Items from a data source:
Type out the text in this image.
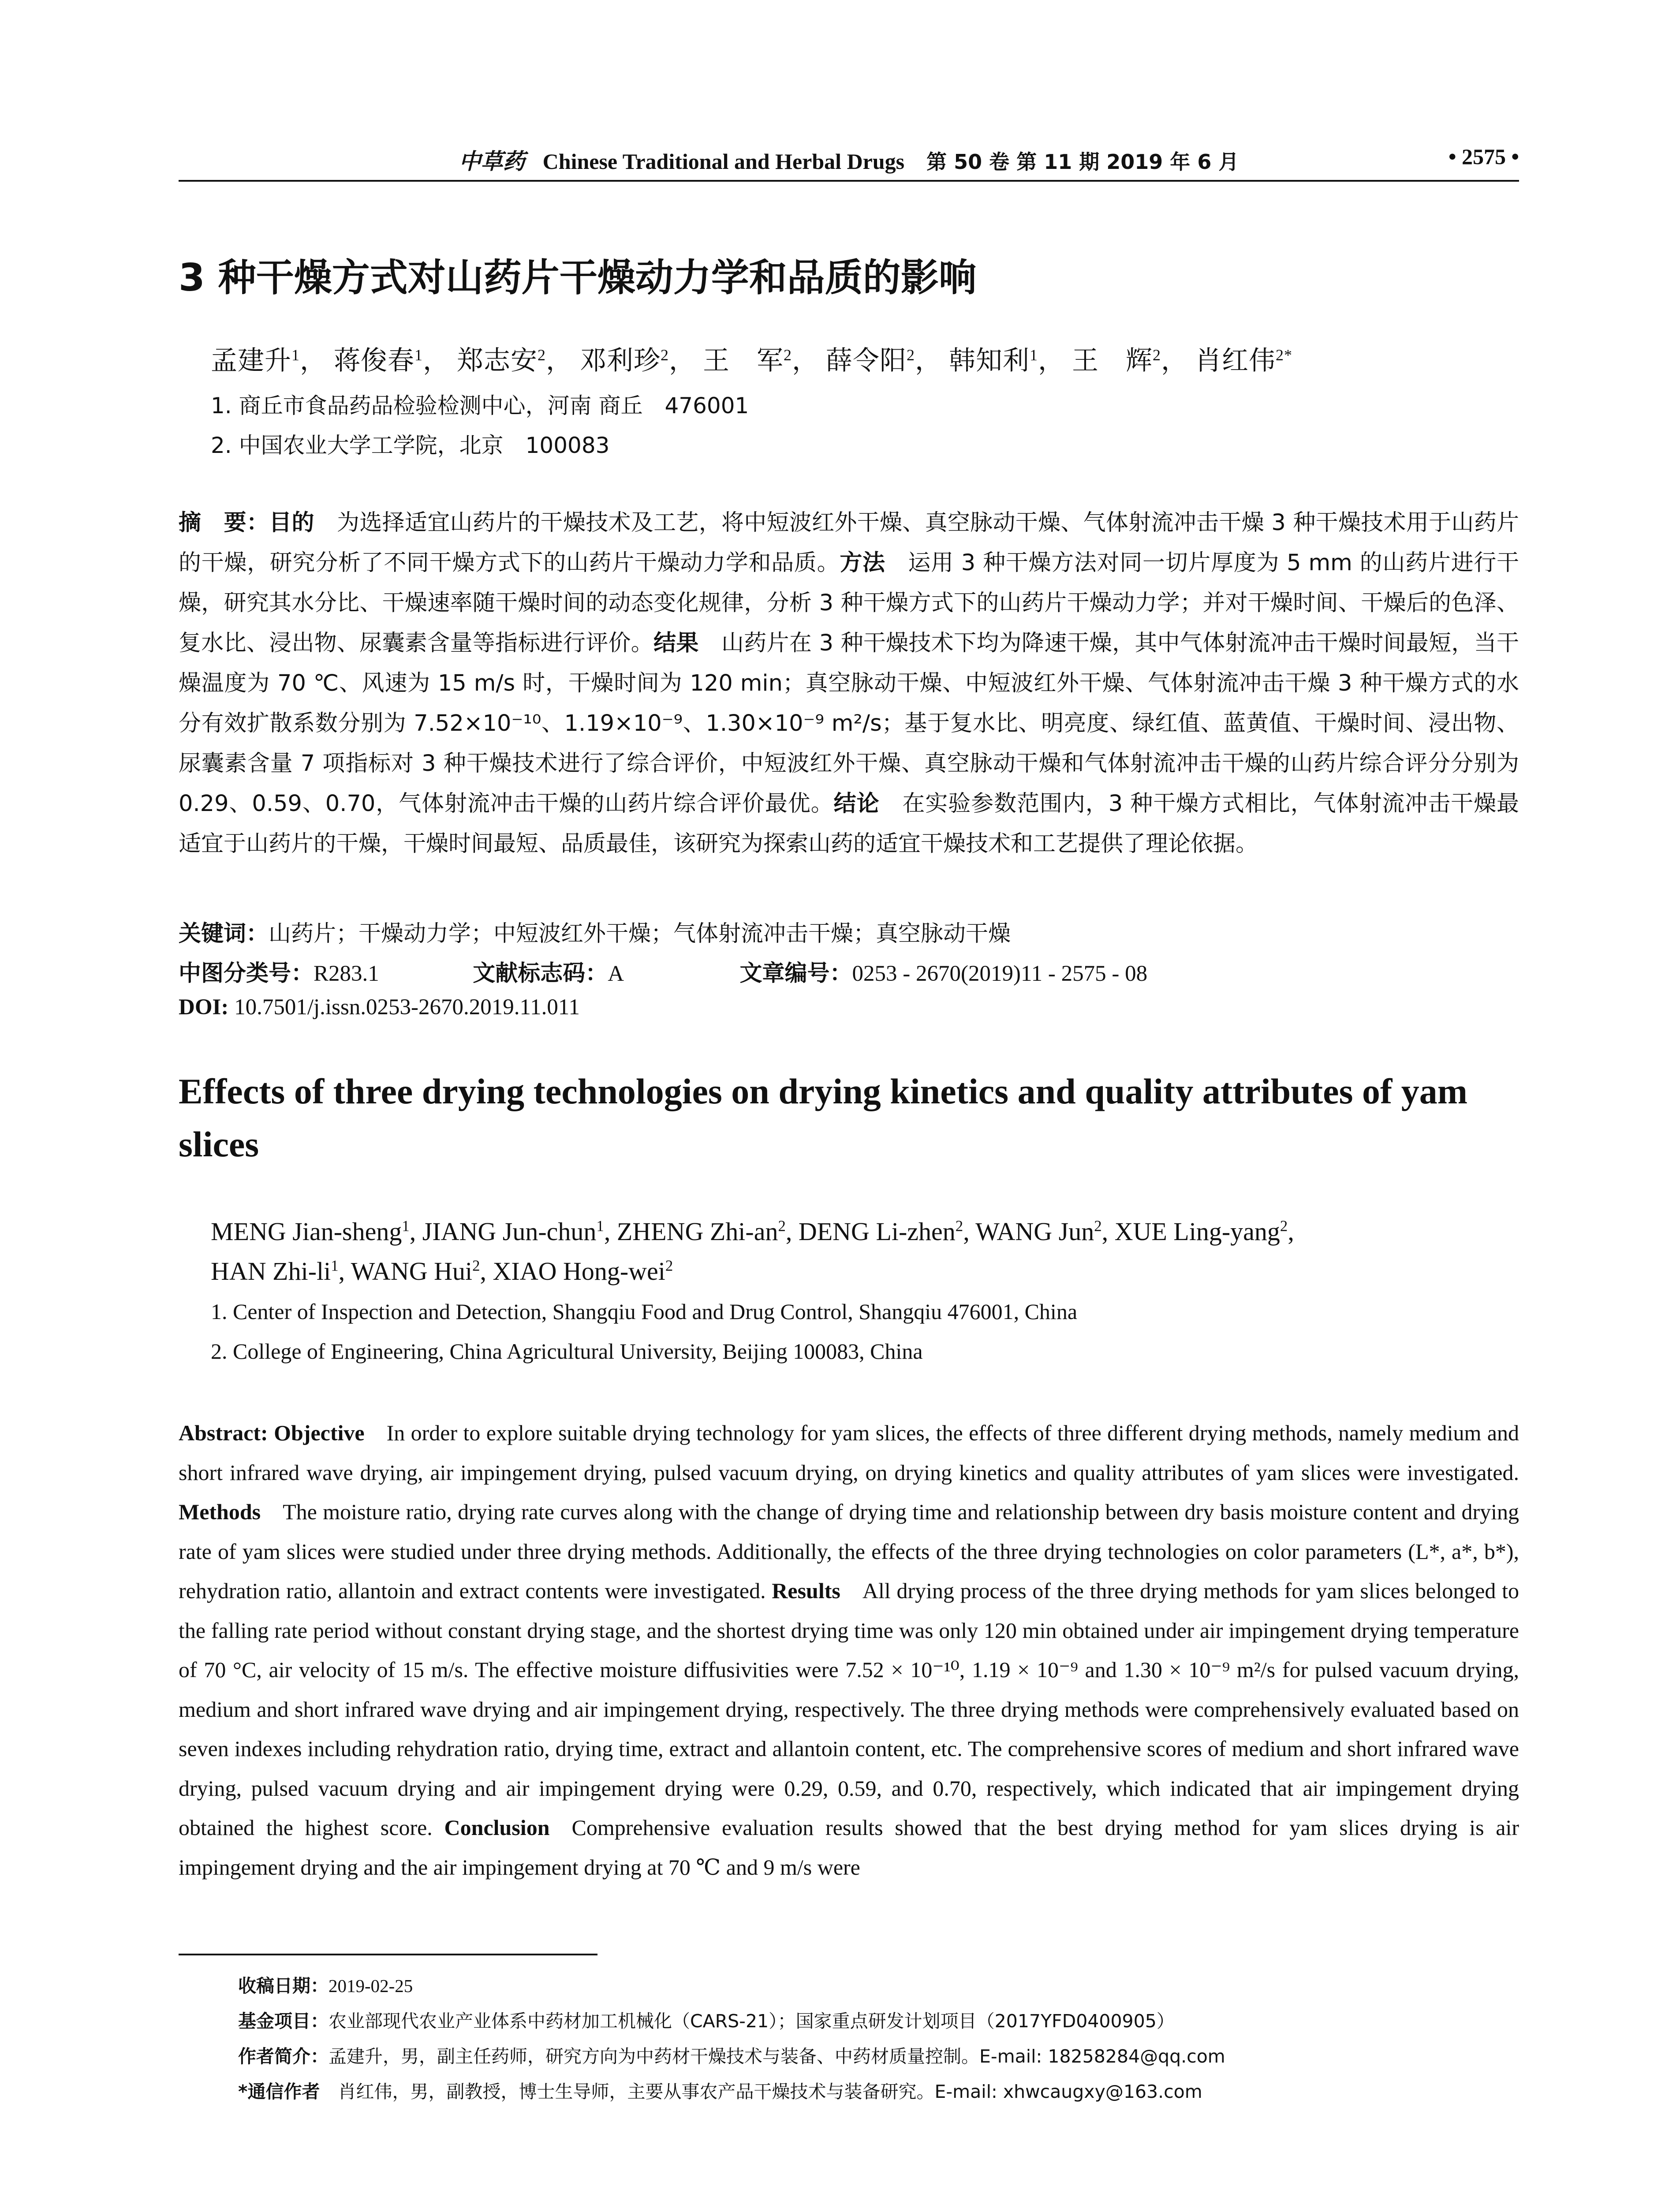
中草药 Chinese Traditional and Herbal Drugs 第 50 卷 第 11 期 2019 年 6 月	• 2575 •
3 种干燥方式对山药片干燥动力学和品质的影响
孟建升$^1$， 蒋俊春$^1$， 郑志安$^2$， 邓利珍$^2$， 王　军$^2$， 薛令阳$^2$， 韩知利$^1$， 王　辉$^2$， 肖红伟$^{2*}$
1. 商丘市食品药品检验检测中心，河南 商丘　476001
2. 中国农业大学工学院，北京　100083
摘　要：目的  为选择适宜山药片的干燥技术及工艺，将中短波红外干燥、真空脉动干燥、气体射流冲击干燥 3 种干燥技术用于山药片的干燥，研究分析了不同干燥方式下的山药片干燥动力学和品质。方法  运用 3 种干燥方法对同一切片厚度为 5 mm 的山药片进行干燥，研究其水分比、干燥速率随干燥时间的动态变化规律，分析 3 种干燥方式下的山药片干燥动力学；并对干燥时间、干燥后的色泽、复水比、浸出物、尿囊素含量等指标进行评价。结果  山药片在 3 种干燥技术下均为降速干燥，其中气体射流冲击干燥时间最短，当干燥温度为 70 ℃、风速为 15 m/s 时，干燥时间为 120 min；真空脉动干燥、中短波红外干燥、气体射流冲击干燥 3 种干燥方式的水分有效扩散系数分别为 7.52×10⁻¹⁰、1.19×10⁻⁹、1.30×10⁻⁹ m²/s；基于复水比、明亮度、绿红值、蓝黄值、干燥时间、浸出物、尿囊素含量 7 项指标对 3 种干燥技术进行了综合评价，中短波红外干燥、真空脉动干燥和气体射流冲击干燥的山药片综合评分分别为 0.29、0.59、0.70，气体射流冲击干燥的山药片综合评价最优。结论  在实验参数范围内，3 种干燥方式相比，气体射流冲击干燥最适宜于山药片的干燥，干燥时间最短、品质最佳，该研究为探索山药的适宜干燥技术和工艺提供了理论依据。
关键词：山药片；干燥动力学；中短波红外干燥；气体射流冲击干燥；真空脉动干燥
中图分类号：R283.1	文献标志码：A	文章编号：0253 - 2670(2019)11 - 2575 - 08
DOI: 10.7501/j.issn.0253-2670.2019.11.011
Effects of three drying technologies on drying kinetics and quality attributes of yam slices
MENG Jian-sheng$^1$, JIANG Jun-chun$^1$, ZHENG Zhi-$an^2$, DENG Li-zhen$^2$, WANG Jun$^2$, XUE Ling-yang$^2$,
HAN Zhi-$li^1$, WANG Hui$^2$, XIAO Hong-wei$^2$
1. Center of Inspection and Detection, Shangqiu Food and Drug Control, Shangqiu 476001, China
2. College of Engineering, China Agricultural University, Beijing 100083, China
Abstract: Objective  In order to explore suitable drying technology for yam slices, the effects of three different drying methods, namely medium and short infrared wave drying, air impingement drying, pulsed vacuum drying, on drying kinetics and quality attributes of yam slices were investigated. Methods  The moisture ratio, drying rate curves along with the change of drying time and relationship between dry basis moisture content and drying rate of yam slices were studied under three drying methods. Additionally, the effects of the three drying technologies on color parameters (L*, a*, b*), rehydration ratio, allantoin and extract contents were investigated. Results  All drying process of the three drying methods for yam slices belonged to the falling rate period without constant drying stage, and the shortest drying time was only 120 min obtained under air impingement drying temperature of 70 °C, air velocity of 15 m/s. The effective moisture diffusivities were 7.52 × 10⁻¹⁰, 1.19 × 10⁻⁹ and 1.30 × 10⁻⁹ m²/s for pulsed vacuum drying, medium and short infrared wave drying and air impingement drying, respectively. The three drying methods were comprehensively evaluated based on seven indexes including rehydration ratio, drying time, extract and allantoin content, etc. The comprehensive scores of medium and short infrared wave drying, pulsed vacuum drying and air impingement drying were 0.29, 0.59, and 0.70, respectively, which indicated that air impingement drying obtained the highest score. Conclusion  Comprehensive evaluation results showed that the best drying method for yam slices drying is air impingement drying and the air impingement drying at 70 ℃ and 9 m/s were
收稿日期：2019-02-25
基金项目：农业部现代农业产业体系中药材加工机械化（CARS-21）；国家重点研发计划项目（2017YFD0400905）
作者简介：孟建升，男，副主任药师，研究方向为中药材干燥技术与装备、中药材质量控制。E-mail: 18258284@qq.com
*通信作者  肖红伟，男，副教授，博士生导师，主要从事农产品干燥技术与装备研究。E-mail: xhwcaugxy@163.com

- SET EXERCISE -
Repeat the records above exactly, leaving out the pictures.

- EXERCISE RESPONSE -
Type out the text in this image.
中草药 Chinese Traditional and Herbal Drugs 第 50 卷 第 11 期 2019 年 6 月	• 2575 •
3 种干燥方式对山药片干燥动力学和品质的影响
孟建升$^1$， 蒋俊春$^1$， 郑志安$^2$， 邓利珍$^2$， 王　军$^2$， 薛令阳$^2$， 韩知利$^1$， 王　辉$^2$， 肖红伟$^{2*}$
1. 商丘市食品药品检验检测中心，河南 商丘　476001
2. 中国农业大学工学院，北京　100083
摘　要：目的  为选择适宜山药片的干燥技术及工艺，将中短波红外干燥、真空脉动干燥、气体射流冲击干燥 3 种干燥技术用于山药片的干燥，研究分析了不同干燥方式下的山药片干燥动力学和品质。方法  运用 3 种干燥方法对同一切片厚度为 5 mm 的山药片进行干燥，研究其水分比、干燥速率随干燥时间的动态变化规律，分析 3 种干燥方式下的山药片干燥动力学；并对干燥时间、干燥后的色泽、复水比、浸出物、尿囊素含量等指标进行评价。结果  山药片在 3 种干燥技术下均为降速干燥，其中气体射流冲击干燥时间最短，当干燥温度为 70 ℃、风速为 15 m/s 时，干燥时间为 120 min；真空脉动干燥、中短波红外干燥、气体射流冲击干燥 3 种干燥方式的水分有效扩散系数分别为 7.52×10⁻¹⁰、1.19×10⁻⁹、1.30×10⁻⁹ m²/s；基于复水比、明亮度、绿红值、蓝黄值、干燥时间、浸出物、尿囊素含量 7 项指标对 3 种干燥技术进行了综合评价，中短波红外干燥、真空脉动干燥和气体射流冲击干燥的山药片综合评分分别为 0.29、0.59、0.70，气体射流冲击干燥的山药片综合评价最优。结论  在实验参数范围内，3 种干燥方式相比，气体射流冲击干燥最适宜于山药片的干燥，干燥时间最短、品质最佳，该研究为探索山药的适宜干燥技术和工艺提供了理论依据。
关键词：山药片；干燥动力学；中短波红外干燥；气体射流冲击干燥；真空脉动干燥
中图分类号：R283.1	文献标志码：A	文章编号：0253 - 2670(2019)11 - 2575 - 08
DOI: 10.7501/j.issn.0253-2670.2019.11.011
Effects of three drying technologies on drying kinetics and quality attributes of yam slices
MENG Jian-sheng$^1$, JIANG Jun-chun$^1$, ZHENG Zhi-$an^2$, DENG Li-zhen$^2$, WANG Jun$^2$, XUE Ling-yang$^2$,
HAN Zhi-$li^1$, WANG Hui$^2$, XIAO Hong-wei$^2$
1. Center of Inspection and Detection, Shangqiu Food and Drug Control, Shangqiu 476001, China
2. College of Engineering, China Agricultural University, Beijing 100083, China
Abstract: Objective  In order to explore suitable drying technology for yam slices, the effects of three different drying methods, namely medium and short infrared wave drying, air impingement drying, pulsed vacuum drying, on drying kinetics and quality attributes of yam slices were investigated. Methods  The moisture ratio, drying rate curves along with the change of drying time and relationship between dry basis moisture content and drying rate of yam slices were studied under three drying methods. Additionally, the effects of the three drying technologies on color parameters (L*, a*, b*), rehydration ratio, allantoin and extract contents were investigated. Results  All drying process of the three drying methods for yam slices belonged to the falling rate period without constant drying stage, and the shortest drying time was only 120 min obtained under air impingement drying temperature of 70 °C, air velocity of 15 m/s. The effective moisture diffusivities were 7.52 × 10⁻¹⁰, 1.19 × 10⁻⁹ and 1.30 × 10⁻⁹ m²/s for pulsed vacuum drying, medium and short infrared wave drying and air impingement drying, respectively. The three drying methods were comprehensively evaluated based on seven indexes including rehydration ratio, drying time, extract and allantoin content, etc. The comprehensive scores of medium and short infrared wave drying, pulsed vacuum drying and air impingement drying were 0.29, 0.59, and 0.70, respectively, which indicated that air impingement drying obtained the highest score. Conclusion  Comprehensive evaluation results showed that the best drying method for yam slices drying is air impingement drying and the air impingement drying at 70 ℃ and 9 m/s were
收稿日期：2019-02-25
基金项目：农业部现代农业产业体系中药材加工机械化（CARS-21）；国家重点研发计划项目（2017YFD0400905）
作者简介：孟建升，男，副主任药师，研究方向为中药材干燥技术与装备、中药材质量控制。E-mail: 18258284@qq.com
*通信作者  肖红伟，男，副教授，博士生导师，主要从事农产品干燥技术与装备研究。E-mail: xhwcaugxy@163.com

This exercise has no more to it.